__AIM__.
Go through the material below and report how many lines contain "evidence". Give only the number.

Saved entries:
┄┄┄┄┄┄┄┄┄┄

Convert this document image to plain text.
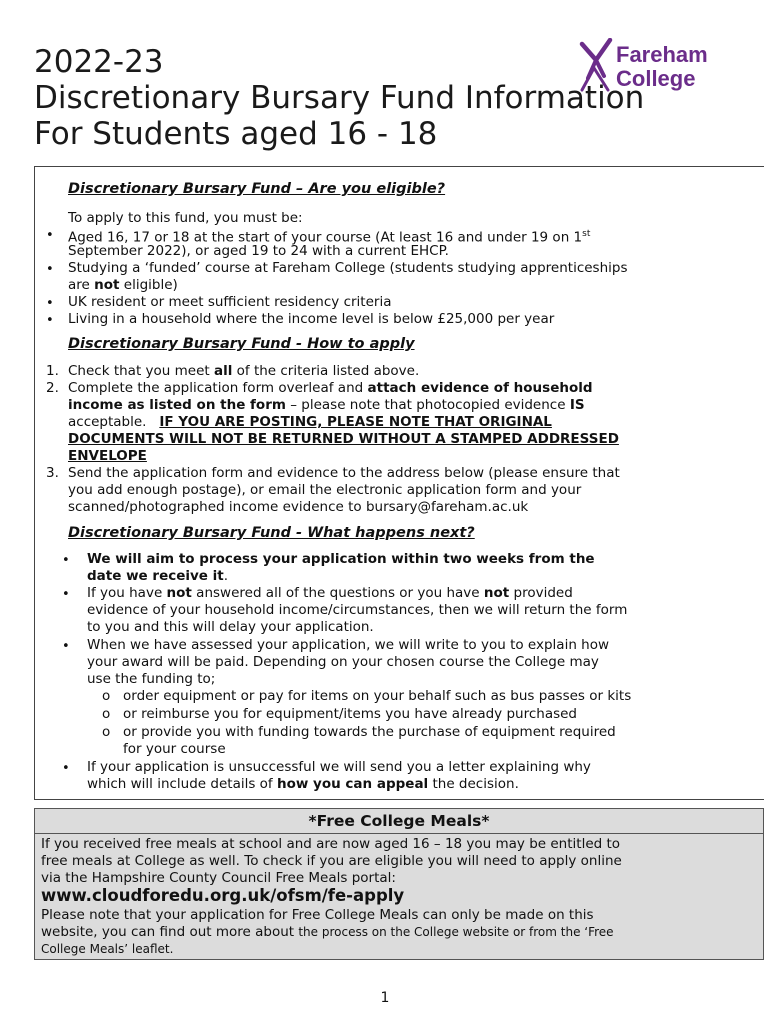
2022-23
Discretionary Bursary Fund Information
For Students aged 16 - 18
Fareham
College
Discretionary Bursary Fund – Are you eligible?
To apply to this fund, you must be:
• Aged 16, 17 or 18 at the start of your course (At least 16 and under 19 on 1st
September 2022), or aged 19 to 24 with a current EHCP.
• Studying a ‘funded’ course at Fareham College (students studying apprenticeships
are not eligible)
• UK resident or meet sufficient residency criteria
• Living in a household where the income level is below £25,000 per year
Discretionary Bursary Fund - How to apply
1. Check that you meet all of the criteria listed above.
2. Complete the application form overleaf and attach evidence of household
income as listed on the form – please note that photocopied evidence IS
acceptable.   IF YOU ARE POSTING, PLEASE NOTE THAT ORIGINAL
DOCUMENTS WILL NOT BE RETURNED WITHOUT A STAMPED ADDRESSED
ENVELOPE
3. Send the application form and evidence to the address below (please ensure that
you add enough postage), or email the electronic application form and your
scanned/photographed income evidence to bursary@fareham.ac.uk
Discretionary Bursary Fund - What happens next?
• We will aim to process your application within two weeks from the
date we receive it.
• If you have not answered all of the questions or you have not provided
evidence of your household income/circumstances, then we will return the form
to you and this will delay your application.
• When we have assessed your application, we will write to you to explain how
your award will be paid. Depending on your chosen course the College may
use the funding to;
o order equipment or pay for items on your behalf such as bus passes or kits
o or reimburse you for equipment/items you have already purchased
o or provide you with funding towards the purchase of equipment required
for your course
• If your application is unsuccessful we will send you a letter explaining why
which will include details of how you can appeal the decision.
*Free College Meals*
If you received free meals at school and are now aged 16 – 18 you may be entitled to
free meals at College as well. To check if you are eligible you will need to apply online
via the Hampshire County Council Free Meals portal:
www.cloudforedu.org.uk/ofsm/fe-apply
Please note that your application for Free College Meals can only be made on this
website, you can find out more about the process on the College website or from the ‘Free
College Meals’ leaflet.
1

┄┄┄┄┄┄┄┄┄┄

__SOLUTION FOR THIS TASK__.
5